Start of WORKING DATA

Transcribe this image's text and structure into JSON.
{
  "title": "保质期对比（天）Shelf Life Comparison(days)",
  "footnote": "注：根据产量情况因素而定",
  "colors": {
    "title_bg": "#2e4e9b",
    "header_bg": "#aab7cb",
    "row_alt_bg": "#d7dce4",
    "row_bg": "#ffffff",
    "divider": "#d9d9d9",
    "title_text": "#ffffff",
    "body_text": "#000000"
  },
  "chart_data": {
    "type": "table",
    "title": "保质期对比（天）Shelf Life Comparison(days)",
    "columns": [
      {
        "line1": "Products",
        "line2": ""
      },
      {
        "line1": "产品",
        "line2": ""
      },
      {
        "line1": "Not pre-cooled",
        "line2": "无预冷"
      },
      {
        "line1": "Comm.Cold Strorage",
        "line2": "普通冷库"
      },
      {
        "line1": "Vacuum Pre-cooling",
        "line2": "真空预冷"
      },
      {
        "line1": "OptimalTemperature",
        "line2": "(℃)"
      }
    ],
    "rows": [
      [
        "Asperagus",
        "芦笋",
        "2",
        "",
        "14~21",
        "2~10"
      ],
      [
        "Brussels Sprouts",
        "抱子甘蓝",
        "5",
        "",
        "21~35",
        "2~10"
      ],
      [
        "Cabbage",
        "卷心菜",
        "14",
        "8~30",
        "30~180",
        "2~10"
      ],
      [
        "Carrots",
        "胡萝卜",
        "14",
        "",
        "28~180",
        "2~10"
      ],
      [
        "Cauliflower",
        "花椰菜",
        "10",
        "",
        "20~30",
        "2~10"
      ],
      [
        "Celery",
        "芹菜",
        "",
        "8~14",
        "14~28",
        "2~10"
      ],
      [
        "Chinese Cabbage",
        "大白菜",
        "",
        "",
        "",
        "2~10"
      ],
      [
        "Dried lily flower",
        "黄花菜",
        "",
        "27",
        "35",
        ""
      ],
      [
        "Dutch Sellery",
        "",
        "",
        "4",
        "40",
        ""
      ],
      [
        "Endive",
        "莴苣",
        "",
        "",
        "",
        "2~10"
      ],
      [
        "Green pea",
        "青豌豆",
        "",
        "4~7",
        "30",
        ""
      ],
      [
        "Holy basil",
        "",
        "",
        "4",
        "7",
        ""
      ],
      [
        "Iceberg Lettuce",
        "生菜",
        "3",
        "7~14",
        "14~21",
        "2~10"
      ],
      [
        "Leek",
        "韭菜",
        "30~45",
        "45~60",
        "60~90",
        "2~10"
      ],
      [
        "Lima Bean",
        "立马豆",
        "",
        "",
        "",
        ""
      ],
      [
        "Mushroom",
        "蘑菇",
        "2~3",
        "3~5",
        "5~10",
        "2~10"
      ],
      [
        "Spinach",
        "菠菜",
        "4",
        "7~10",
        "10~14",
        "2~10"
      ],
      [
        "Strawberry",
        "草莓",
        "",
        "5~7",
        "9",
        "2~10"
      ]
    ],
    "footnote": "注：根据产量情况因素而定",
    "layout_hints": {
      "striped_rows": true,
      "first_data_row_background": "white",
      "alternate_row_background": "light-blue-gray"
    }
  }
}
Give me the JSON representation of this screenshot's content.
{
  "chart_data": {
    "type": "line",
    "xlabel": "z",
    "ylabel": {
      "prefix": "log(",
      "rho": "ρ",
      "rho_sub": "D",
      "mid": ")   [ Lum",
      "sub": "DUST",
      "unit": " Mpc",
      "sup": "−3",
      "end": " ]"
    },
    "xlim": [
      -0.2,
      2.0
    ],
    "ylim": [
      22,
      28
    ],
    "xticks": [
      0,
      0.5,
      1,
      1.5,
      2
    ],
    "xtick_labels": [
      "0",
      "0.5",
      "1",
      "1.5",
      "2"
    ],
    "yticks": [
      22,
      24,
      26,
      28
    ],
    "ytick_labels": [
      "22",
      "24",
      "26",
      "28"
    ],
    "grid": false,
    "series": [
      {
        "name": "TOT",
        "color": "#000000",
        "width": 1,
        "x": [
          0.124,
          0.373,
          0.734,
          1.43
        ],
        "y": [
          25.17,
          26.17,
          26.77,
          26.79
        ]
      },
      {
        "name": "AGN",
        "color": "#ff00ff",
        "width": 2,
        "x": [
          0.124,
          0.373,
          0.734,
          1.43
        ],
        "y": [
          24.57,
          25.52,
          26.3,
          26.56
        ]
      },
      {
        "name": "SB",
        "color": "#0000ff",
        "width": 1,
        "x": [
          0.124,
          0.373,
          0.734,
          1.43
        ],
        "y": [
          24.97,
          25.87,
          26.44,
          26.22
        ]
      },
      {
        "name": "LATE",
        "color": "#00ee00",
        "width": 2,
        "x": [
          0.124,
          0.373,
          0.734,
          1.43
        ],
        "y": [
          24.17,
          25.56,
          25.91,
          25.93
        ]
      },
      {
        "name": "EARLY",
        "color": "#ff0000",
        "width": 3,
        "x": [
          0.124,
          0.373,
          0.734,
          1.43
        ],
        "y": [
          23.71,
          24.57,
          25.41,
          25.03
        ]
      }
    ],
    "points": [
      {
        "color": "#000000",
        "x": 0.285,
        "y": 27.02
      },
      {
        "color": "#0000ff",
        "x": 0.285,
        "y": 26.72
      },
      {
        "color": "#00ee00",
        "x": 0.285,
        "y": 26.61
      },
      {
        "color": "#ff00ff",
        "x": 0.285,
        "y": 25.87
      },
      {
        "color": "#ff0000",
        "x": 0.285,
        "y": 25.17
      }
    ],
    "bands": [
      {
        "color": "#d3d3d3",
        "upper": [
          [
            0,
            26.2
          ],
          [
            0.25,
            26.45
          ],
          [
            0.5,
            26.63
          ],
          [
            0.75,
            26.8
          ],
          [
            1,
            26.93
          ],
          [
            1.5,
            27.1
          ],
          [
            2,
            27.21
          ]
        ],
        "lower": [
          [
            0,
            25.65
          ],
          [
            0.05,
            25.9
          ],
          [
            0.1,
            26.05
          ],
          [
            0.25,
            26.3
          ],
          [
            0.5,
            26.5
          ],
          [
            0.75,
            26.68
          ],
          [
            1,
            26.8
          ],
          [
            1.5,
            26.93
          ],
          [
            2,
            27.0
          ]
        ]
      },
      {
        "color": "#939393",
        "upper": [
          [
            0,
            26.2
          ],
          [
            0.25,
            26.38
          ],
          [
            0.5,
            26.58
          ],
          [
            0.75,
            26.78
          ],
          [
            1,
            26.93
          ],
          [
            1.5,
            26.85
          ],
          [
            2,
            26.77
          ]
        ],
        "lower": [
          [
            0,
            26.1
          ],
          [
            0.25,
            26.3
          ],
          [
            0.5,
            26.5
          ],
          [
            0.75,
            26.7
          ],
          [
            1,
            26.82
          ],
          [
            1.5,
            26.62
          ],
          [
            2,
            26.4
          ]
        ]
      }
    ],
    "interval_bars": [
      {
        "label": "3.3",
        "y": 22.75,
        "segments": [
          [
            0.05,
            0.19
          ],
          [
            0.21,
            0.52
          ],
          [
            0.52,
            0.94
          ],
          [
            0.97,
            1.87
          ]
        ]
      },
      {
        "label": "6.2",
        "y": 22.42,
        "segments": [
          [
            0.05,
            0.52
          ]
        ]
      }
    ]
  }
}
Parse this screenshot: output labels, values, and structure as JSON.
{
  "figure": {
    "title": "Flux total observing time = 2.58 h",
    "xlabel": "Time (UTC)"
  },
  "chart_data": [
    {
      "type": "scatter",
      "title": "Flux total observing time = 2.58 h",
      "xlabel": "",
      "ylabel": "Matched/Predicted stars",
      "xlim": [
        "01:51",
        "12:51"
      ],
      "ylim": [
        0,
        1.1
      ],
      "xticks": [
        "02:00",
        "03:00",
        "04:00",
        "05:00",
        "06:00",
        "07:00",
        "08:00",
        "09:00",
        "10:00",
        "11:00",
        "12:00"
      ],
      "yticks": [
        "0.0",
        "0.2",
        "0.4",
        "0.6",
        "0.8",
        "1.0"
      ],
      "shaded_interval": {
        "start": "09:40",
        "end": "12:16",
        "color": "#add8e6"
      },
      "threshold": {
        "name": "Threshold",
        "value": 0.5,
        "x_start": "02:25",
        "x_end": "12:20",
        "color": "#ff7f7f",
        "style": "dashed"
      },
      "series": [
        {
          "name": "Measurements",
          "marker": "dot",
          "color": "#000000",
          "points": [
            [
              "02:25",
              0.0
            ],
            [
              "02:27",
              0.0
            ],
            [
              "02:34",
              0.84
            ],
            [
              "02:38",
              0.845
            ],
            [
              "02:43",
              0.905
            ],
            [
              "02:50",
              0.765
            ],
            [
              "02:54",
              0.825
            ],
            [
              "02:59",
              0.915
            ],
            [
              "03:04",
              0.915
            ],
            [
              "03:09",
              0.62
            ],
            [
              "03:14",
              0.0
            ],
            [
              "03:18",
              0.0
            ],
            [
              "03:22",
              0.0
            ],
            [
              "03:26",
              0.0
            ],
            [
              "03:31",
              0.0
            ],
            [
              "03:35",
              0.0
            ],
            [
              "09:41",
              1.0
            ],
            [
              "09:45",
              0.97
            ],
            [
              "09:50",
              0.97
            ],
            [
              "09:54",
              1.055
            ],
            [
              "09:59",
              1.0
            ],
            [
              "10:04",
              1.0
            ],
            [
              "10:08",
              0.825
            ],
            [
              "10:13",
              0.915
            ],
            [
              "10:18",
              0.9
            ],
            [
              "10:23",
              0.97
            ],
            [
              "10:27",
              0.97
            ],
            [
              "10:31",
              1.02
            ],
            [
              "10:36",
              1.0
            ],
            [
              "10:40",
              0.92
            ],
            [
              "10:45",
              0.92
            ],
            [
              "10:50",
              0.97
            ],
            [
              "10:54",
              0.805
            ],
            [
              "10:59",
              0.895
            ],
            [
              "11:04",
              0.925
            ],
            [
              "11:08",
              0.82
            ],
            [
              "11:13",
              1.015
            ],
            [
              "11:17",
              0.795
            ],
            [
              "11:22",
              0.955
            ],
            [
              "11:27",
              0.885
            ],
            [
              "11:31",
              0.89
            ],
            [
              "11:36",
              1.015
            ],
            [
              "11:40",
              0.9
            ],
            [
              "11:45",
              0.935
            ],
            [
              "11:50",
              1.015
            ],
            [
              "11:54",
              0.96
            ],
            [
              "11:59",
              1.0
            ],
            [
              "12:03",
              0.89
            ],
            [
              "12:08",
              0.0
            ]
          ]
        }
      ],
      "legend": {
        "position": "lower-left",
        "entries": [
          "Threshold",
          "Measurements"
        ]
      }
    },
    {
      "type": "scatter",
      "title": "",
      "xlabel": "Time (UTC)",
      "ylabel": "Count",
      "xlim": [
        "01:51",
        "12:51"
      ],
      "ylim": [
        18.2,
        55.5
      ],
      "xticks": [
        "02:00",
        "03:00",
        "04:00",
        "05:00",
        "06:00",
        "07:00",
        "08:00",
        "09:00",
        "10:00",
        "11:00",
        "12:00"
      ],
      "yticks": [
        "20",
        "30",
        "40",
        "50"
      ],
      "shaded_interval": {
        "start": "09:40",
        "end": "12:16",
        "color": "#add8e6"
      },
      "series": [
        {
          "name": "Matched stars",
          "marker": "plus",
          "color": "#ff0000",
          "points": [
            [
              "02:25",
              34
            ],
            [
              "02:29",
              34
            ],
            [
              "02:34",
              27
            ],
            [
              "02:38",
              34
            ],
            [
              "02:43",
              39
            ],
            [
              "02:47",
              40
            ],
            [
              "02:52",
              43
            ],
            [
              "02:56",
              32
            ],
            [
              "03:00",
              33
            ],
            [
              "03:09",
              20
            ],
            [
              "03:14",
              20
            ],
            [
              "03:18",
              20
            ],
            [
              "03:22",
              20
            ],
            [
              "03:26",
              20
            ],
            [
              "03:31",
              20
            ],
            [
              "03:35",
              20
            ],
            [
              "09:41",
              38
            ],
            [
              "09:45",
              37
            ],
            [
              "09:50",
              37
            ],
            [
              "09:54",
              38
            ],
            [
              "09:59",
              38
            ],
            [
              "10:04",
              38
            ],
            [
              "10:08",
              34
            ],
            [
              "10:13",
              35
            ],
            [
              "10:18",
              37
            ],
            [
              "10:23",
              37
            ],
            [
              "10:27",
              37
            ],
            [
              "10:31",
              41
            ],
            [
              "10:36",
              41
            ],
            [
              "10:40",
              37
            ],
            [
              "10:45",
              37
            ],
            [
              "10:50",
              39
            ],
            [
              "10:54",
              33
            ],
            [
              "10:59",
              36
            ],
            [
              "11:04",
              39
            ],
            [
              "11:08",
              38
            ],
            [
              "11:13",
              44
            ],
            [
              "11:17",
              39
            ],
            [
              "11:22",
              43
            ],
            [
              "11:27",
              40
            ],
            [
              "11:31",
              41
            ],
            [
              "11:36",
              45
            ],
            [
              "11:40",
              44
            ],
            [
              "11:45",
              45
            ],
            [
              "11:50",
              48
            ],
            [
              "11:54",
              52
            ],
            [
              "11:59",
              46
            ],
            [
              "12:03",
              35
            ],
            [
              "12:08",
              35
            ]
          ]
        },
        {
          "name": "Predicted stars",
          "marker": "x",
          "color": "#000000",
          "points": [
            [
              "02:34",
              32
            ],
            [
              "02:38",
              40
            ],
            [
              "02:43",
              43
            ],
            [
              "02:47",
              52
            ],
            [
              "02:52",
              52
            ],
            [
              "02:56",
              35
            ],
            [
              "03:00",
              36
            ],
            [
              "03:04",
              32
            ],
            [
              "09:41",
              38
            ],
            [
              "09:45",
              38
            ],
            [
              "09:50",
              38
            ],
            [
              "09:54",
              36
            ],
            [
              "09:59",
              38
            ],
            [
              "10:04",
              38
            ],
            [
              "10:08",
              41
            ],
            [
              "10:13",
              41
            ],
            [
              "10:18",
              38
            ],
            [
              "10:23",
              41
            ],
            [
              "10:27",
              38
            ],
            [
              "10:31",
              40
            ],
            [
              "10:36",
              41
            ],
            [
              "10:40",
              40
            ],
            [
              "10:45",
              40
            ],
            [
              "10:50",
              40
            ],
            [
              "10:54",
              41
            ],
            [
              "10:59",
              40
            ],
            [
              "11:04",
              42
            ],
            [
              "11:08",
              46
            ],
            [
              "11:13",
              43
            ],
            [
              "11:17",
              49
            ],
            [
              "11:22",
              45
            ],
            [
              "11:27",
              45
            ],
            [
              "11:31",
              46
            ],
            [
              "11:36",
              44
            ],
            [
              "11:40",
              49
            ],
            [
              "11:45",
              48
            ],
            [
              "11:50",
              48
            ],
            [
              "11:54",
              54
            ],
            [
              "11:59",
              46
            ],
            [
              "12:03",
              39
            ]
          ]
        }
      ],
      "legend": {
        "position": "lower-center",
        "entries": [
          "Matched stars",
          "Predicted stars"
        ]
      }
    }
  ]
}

End of WORKING DATA

Copy out each line of the material that holds the word "days".

  "title": "保质期对比（天）Shelf Life Comparison(days)",
    "title": "保质期对比（天）Shelf Life Comparison(days)",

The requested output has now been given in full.